==== SELECTED EXCERPT ====

[Bioperl-l] RE: Bioperl and matcher

Vilanova,David,LAUSANNE,NRC/BS david.vilanova@rdls.nestle.com
Tue, 26 Nov 2002 17:33:56 +0100


I tried that but it still doesn't fix the problem...


-----Original Message-----
From: Peter Rice [mailto:peter.rice@uk.lionbioscience.com]
Sent: mardi, 26. novembre 2002 17:13
To: Vilanova,David,LAUSANNE,NRC/BS
Cc: 'bioperl-l@bioperl.org'; 'emboss@embnet.org'
Subject: Re: Bioperl and matcher


Vilanova,David,LAUSANNE,NRC/BS wrote:
>  
> Hello,
> I have problems retrieving the alignments from an emboss output.
> The program belows read 2 files and runs a matcher of all against all.
> Matcher gives me an msf output and then I try to parse this alignment with
> Bio::AlignIO.
> However I get an exception...
>  
> Processing sequence 1..vs..3...done
>  
> ------------- EXCEPTION  -------------
> MSG: 1 exists as an alignment line but not in the header. Not confident of
> what is going on!

BioPerl seems to be having trouble with the EMBOSS MSF format output. It 
could be something about the naming of the sequences?

EMBOSS is making up names for your sequences. I assume you are using 
asis::CGGCG to pass them to matcher. You can put -sid after each sequence 
to give them names, for example:

matcher -out x.x -af msf asis:ccggc -sid cg asis::cgggc -sid gg

(-sid, like -aformat, is an associated qualifier. It must follow the asis:: 
sequence because it is positional (putting it first on the command line for 
example would refer to all sequences - fine for -sformat but not a good 
idea for -sid :-)

Hope this helps

Peter

-- 
------------------------------------------------
Peter Rice, LION Bioscience Ltd, Cambridge, UK
peter.rice@uk.lionbioscience.com +44 1223 224723

==== DATA LINES ====

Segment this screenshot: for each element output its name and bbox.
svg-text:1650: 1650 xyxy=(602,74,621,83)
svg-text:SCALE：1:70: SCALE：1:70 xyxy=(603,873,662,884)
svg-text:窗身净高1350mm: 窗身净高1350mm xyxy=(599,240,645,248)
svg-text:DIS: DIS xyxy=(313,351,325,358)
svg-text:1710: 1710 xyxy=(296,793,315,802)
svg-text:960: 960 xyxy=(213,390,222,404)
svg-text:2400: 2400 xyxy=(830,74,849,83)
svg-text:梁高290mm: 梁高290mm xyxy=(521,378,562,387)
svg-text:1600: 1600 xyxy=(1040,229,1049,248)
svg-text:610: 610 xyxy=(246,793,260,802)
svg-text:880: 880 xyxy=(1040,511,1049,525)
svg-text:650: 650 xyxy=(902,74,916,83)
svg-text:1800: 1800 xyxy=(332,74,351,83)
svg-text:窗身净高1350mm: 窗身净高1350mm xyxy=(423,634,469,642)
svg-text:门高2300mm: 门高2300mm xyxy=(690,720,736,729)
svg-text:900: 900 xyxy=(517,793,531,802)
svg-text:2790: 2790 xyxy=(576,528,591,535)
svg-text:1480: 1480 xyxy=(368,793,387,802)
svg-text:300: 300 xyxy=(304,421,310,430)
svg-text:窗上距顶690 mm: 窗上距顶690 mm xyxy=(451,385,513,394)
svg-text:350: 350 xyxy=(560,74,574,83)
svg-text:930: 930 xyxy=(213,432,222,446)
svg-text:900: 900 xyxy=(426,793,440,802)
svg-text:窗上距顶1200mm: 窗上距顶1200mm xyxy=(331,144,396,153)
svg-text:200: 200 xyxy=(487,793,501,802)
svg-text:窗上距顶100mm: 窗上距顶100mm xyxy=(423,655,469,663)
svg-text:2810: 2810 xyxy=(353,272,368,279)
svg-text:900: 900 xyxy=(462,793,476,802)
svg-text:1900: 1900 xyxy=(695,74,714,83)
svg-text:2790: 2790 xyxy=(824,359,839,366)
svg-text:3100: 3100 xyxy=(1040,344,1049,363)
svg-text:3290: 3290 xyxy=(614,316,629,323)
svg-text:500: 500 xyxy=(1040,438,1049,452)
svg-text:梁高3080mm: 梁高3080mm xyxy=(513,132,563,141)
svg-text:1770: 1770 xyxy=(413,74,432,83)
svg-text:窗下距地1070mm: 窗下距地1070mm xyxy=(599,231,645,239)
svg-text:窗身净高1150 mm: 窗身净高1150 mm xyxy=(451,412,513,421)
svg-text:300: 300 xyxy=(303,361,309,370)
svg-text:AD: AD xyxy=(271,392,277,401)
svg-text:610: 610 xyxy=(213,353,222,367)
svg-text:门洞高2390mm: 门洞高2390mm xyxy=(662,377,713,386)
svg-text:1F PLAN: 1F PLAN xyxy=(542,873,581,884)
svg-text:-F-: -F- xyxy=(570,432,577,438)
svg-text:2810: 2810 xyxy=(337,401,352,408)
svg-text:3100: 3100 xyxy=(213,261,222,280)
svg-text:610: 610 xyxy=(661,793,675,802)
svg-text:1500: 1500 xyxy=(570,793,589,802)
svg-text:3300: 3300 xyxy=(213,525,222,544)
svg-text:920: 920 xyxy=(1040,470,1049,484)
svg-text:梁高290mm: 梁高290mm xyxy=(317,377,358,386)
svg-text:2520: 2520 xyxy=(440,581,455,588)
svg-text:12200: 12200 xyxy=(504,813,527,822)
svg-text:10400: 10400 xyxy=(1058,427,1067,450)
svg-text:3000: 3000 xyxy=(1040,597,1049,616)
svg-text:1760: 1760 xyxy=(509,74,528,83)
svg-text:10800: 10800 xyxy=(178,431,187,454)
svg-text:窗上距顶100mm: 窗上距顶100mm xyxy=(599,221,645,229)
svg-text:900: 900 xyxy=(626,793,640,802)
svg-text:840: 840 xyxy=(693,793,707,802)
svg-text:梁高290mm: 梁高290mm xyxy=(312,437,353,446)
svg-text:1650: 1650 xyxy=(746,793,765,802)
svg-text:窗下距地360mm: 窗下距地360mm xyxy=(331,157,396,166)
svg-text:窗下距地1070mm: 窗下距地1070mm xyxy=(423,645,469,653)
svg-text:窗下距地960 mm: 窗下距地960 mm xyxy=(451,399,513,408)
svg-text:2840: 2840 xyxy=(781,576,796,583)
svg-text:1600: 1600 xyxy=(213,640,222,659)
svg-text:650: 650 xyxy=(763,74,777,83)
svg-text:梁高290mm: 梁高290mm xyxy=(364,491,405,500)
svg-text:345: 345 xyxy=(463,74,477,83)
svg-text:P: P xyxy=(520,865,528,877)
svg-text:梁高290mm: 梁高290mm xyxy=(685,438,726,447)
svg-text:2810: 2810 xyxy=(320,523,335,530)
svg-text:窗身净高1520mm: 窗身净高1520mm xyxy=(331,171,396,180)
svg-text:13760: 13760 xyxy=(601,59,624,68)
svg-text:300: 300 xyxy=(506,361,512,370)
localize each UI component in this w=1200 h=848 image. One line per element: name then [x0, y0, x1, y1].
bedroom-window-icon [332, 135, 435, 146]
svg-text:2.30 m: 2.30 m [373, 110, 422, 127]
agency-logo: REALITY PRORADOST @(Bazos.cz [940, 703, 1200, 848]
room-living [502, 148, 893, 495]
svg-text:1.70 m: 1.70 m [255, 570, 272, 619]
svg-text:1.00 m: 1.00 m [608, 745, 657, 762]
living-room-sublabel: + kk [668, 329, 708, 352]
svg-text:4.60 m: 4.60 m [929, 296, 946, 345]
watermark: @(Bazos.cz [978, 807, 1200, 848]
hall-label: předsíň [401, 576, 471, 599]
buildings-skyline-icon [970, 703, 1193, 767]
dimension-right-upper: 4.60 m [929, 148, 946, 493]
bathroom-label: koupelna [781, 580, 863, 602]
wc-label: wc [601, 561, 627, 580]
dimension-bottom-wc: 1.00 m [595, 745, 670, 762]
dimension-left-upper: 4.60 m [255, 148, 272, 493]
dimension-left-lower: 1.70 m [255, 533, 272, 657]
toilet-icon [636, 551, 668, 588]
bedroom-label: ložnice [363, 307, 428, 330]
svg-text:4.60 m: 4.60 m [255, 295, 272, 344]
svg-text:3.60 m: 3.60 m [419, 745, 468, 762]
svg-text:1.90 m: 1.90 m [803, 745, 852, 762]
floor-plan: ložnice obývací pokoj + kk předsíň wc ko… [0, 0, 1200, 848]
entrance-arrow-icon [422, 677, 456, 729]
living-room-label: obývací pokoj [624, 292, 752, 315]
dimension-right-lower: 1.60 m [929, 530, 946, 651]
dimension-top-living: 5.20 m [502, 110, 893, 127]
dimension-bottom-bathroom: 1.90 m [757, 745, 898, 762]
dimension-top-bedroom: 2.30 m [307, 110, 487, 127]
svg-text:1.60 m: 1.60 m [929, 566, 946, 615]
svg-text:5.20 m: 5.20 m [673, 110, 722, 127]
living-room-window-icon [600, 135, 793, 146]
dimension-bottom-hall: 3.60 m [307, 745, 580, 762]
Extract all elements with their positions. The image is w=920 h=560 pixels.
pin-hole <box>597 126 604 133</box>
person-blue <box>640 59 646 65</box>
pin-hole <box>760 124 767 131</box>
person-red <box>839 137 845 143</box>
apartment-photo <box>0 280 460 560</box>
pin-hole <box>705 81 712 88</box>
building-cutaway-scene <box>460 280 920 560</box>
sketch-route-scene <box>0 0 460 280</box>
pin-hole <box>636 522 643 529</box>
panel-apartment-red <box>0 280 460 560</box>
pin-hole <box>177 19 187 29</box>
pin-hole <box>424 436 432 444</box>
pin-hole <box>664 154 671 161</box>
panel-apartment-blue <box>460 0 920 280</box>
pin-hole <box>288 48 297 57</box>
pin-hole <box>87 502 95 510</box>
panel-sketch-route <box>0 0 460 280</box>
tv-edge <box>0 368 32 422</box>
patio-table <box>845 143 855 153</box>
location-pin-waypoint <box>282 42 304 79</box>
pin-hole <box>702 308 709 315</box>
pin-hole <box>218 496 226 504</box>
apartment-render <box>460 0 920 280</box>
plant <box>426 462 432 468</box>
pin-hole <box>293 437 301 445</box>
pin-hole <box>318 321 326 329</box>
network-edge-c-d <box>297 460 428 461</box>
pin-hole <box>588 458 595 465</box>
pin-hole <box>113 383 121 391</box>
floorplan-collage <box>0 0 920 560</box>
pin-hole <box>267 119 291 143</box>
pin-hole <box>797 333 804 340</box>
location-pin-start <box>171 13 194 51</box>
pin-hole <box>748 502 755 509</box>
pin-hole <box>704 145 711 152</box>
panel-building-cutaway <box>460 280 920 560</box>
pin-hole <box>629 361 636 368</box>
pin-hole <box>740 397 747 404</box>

====

- _INSTRUCTION A_
Reproduce the passage of the Bioperl thread starting with "EMBOSS is making" and going on through "for -sid :-)".
- _INSTRUCTION B_
List every distinct command-line qualifier, meaning an option written with a leading hyphen, that the Bioperl thread mentions.
- _INSTRUCTION C_
Answer these questions about the Bioperl thread:
(i) In what output format did matcher produce the alignment that was then parsed with Bio::AlignIO?
(ii) On what date and at what time was Peter Rice's reply sent?
(iii) With which company and in which city is Peter Rice listed in his signature?

- _OUTPUT A_
EMBOSS is making up names for your sequences. I assume you are using 
asis::CGGCG to pass them to matcher. You can put -sid after each sequence 
to give them names, for example:

matcher -out x.x -af msf asis:ccggc -sid cg asis::cgggc -sid gg

(-sid, like -aformat, is an associated qualifier. It must follow the asis:: 
sequence because it is positional (putting it first on the command line for 
example would refer to all sequences - fine for -sformat but not a good 
idea for -sid :-)

- _OUTPUT B_
-sid
-out
-af
-aformat
-sformat

- _OUTPUT C_
(i) MSF.
(ii) 26 November 2002 at 17:13.
(iii) LION Bioscience Ltd, in Cambridge, UK.